A few fixes for the R5 revision, based on Ruslan's feedback. (#28)

Author: lucteo

paper_framework_sources/p2079_system_execution_context.bs

@@ -11,7 +11,7 @@ Editor: Lee Howes, lwh@fb.com
         Lucian Radu Teodorescu, lucteo@lucteo.ro
 Audience: SG1, LEWG
 URL: http://wg21.link/P2079R4
-Abstract: A standard execution context based on the facilities in [[P2300R9]] that implements parallel-forward-progress to
+Abstract: A standard execution context based on the facilities in [[P2300R10]] that implements parallel-forward-progress to
           maximise portability. A set of <code>system_context</code>`s share an underlying shared thread pool implementation, and may
           provide an interface to an OS-provided system thread pool.
 Markup Shorthands: markdown yes
@@ -52,15 +52,15 @@ Markup Shorthands: markdown yes
 - First revision
 
 # Introduction # {#introduction}
-[[P2300R9]] describes a rounded set of primitives for asynchronous and parallel execution that give a firm grounding for the future.
+[[P2300R10]] describes a rounded set of primitives for asynchronous and parallel execution that give a firm grounding for the future.
 However, the paper lacks a standard execution context and scheduler.
 It has been broadly accepted that we need some sort of standard scheduler.
 
 As part of [[P3109R0]], `system_context` was voted as a must-have for the initial release of senders/receivers.
 It provides a convenient and scalable way of spawning concurrent work for the users of senders/receivers.
 
 As noted in [[P2079R1]], an earlier revision of this paper, the `static_thread_pool` included in later revisions of [[P0443R14]] had many shortcomings.
-This was removed from [[P2300R9]] based on that and other input.
+This was removed from [[P2300R10]] based on that and other input.
 
 One of the biggest problems with local thread pools is that they lead to CPU oversubscription.
 This introduces a performance problem for complex systems that are composed from many independent parts.

++++++++++++++++++++

TASK A >>
Answer from the diff:
(i) Which paper reference does the change put in place of [[P2300R9]]?
(ii) In which paper was `system_context` voted as a must-have for the initial release of senders/receivers?
(iii) What do local thread pools lead to, as one of their biggest problems?
TASK B >>
Reproduce the stretch of the diff from "It provides a" through "[[P2300R9]] based on that and other input." verbatim.
The records that come after this diff are separate material and have no connection to it.

DATA SUPPLIED >>
++++++++++++++++++++

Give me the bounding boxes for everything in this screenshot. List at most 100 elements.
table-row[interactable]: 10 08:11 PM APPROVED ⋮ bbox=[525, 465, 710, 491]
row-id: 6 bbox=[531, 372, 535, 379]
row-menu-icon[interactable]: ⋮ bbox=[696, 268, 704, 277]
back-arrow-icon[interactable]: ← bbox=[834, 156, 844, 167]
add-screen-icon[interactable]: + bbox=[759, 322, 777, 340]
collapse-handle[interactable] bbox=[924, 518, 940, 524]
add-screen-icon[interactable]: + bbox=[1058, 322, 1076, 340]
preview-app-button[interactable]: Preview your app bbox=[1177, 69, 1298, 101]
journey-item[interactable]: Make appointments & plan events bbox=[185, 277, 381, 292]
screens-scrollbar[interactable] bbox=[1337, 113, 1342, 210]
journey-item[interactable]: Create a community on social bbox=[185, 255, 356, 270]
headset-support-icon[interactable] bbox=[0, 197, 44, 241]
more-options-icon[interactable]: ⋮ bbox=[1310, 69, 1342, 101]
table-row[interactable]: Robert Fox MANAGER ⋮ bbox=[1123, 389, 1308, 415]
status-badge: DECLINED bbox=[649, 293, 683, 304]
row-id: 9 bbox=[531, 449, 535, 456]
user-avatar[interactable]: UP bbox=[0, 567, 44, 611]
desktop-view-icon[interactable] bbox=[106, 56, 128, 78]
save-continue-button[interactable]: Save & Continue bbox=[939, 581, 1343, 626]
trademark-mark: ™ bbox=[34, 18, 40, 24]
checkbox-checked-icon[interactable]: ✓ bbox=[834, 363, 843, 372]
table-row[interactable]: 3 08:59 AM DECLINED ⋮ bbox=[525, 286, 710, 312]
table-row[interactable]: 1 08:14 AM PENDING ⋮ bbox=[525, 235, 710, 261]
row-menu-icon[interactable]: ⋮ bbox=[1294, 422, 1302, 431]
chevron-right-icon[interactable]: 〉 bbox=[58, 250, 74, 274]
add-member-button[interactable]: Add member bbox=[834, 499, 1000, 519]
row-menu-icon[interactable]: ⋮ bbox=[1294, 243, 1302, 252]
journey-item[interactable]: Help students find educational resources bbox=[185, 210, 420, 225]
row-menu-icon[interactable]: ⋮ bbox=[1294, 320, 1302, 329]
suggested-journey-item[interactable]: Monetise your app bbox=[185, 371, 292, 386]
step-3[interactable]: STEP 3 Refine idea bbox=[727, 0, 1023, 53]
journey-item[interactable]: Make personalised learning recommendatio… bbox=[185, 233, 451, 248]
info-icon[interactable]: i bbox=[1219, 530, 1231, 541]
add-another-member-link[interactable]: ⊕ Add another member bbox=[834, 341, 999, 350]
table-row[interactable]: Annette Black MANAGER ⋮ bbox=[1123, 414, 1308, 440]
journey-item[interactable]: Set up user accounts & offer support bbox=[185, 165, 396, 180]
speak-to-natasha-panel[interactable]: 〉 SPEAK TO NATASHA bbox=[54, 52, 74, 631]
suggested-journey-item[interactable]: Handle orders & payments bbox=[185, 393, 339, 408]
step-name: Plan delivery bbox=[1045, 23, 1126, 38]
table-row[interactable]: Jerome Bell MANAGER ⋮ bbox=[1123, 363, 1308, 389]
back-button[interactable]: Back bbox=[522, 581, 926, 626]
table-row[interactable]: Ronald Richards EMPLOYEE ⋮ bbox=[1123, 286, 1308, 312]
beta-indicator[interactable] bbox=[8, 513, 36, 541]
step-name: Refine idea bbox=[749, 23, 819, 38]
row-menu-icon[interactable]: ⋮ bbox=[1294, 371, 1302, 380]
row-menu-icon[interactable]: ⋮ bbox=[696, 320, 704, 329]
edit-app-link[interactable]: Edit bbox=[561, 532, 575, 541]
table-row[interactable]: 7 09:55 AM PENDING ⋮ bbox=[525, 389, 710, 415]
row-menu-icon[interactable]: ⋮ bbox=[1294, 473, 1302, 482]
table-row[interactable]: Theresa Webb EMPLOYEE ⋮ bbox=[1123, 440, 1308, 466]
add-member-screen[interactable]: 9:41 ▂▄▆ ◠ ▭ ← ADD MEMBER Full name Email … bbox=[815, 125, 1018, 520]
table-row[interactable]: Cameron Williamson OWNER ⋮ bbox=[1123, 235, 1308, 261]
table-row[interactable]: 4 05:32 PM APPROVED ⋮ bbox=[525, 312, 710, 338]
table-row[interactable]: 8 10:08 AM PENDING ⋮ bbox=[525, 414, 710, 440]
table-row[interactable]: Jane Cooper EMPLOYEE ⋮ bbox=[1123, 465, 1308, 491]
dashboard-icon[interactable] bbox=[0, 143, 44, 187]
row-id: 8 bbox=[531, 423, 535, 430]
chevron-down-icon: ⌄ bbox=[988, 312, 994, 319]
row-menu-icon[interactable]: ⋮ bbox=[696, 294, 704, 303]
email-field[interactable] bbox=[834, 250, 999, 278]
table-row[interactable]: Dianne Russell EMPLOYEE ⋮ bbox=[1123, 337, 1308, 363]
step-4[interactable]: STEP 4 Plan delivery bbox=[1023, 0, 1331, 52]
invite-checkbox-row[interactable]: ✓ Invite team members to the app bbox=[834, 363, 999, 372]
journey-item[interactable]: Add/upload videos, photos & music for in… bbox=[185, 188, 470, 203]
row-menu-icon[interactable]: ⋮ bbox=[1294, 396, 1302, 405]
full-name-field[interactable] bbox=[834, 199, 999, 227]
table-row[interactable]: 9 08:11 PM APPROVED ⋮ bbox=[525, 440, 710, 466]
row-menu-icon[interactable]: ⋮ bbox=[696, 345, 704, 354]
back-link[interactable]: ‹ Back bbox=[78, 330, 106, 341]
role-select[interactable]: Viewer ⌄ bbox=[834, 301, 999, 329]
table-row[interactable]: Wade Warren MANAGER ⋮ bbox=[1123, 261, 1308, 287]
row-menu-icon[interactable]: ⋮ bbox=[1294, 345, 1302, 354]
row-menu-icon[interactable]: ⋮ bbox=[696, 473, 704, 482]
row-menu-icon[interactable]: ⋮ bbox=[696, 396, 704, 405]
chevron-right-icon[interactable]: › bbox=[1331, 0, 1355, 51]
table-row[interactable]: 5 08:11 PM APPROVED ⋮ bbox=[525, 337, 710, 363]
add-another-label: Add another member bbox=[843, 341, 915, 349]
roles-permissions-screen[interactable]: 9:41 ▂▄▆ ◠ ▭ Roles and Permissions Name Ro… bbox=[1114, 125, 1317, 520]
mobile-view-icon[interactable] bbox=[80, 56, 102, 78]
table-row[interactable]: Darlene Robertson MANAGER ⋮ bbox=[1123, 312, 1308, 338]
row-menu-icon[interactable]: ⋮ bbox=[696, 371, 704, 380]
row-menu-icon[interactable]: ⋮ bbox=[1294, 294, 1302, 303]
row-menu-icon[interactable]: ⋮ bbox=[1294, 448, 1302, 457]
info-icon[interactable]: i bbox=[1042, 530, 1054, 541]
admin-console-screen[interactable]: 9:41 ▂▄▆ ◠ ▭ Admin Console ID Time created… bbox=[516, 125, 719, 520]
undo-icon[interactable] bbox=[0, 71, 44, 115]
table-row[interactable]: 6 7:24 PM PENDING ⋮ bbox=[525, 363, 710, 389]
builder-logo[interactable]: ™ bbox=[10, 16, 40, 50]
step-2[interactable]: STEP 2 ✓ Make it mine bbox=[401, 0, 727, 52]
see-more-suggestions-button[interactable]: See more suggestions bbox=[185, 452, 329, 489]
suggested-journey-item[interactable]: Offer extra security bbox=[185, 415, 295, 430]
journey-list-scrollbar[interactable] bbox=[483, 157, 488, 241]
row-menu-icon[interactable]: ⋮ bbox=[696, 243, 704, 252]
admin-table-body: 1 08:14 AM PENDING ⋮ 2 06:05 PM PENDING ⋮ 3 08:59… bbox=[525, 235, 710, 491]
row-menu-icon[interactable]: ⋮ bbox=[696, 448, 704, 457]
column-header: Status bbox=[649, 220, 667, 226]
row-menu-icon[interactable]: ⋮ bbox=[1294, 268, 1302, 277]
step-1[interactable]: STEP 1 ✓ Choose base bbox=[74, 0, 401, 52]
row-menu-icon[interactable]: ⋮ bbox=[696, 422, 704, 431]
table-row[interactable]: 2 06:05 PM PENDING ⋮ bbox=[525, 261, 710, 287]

++++++++++++++++++++

FULL ANSWER A >>
(i) [[P2300R10]]
(ii) [[P3109R0]]
(iii) CPU oversubscription

FULL ANSWER B >>
It provides a convenient and scalable way of spawning concurrent work for the users of senders/receivers.
 
 As noted in [[P2079R1]], an earlier revision of this paper, the `static_thread_pool` included in later revisions of [[P0443R14]] had many shortcomings.
-This was removed from [[P2300R9]] based on that and other input.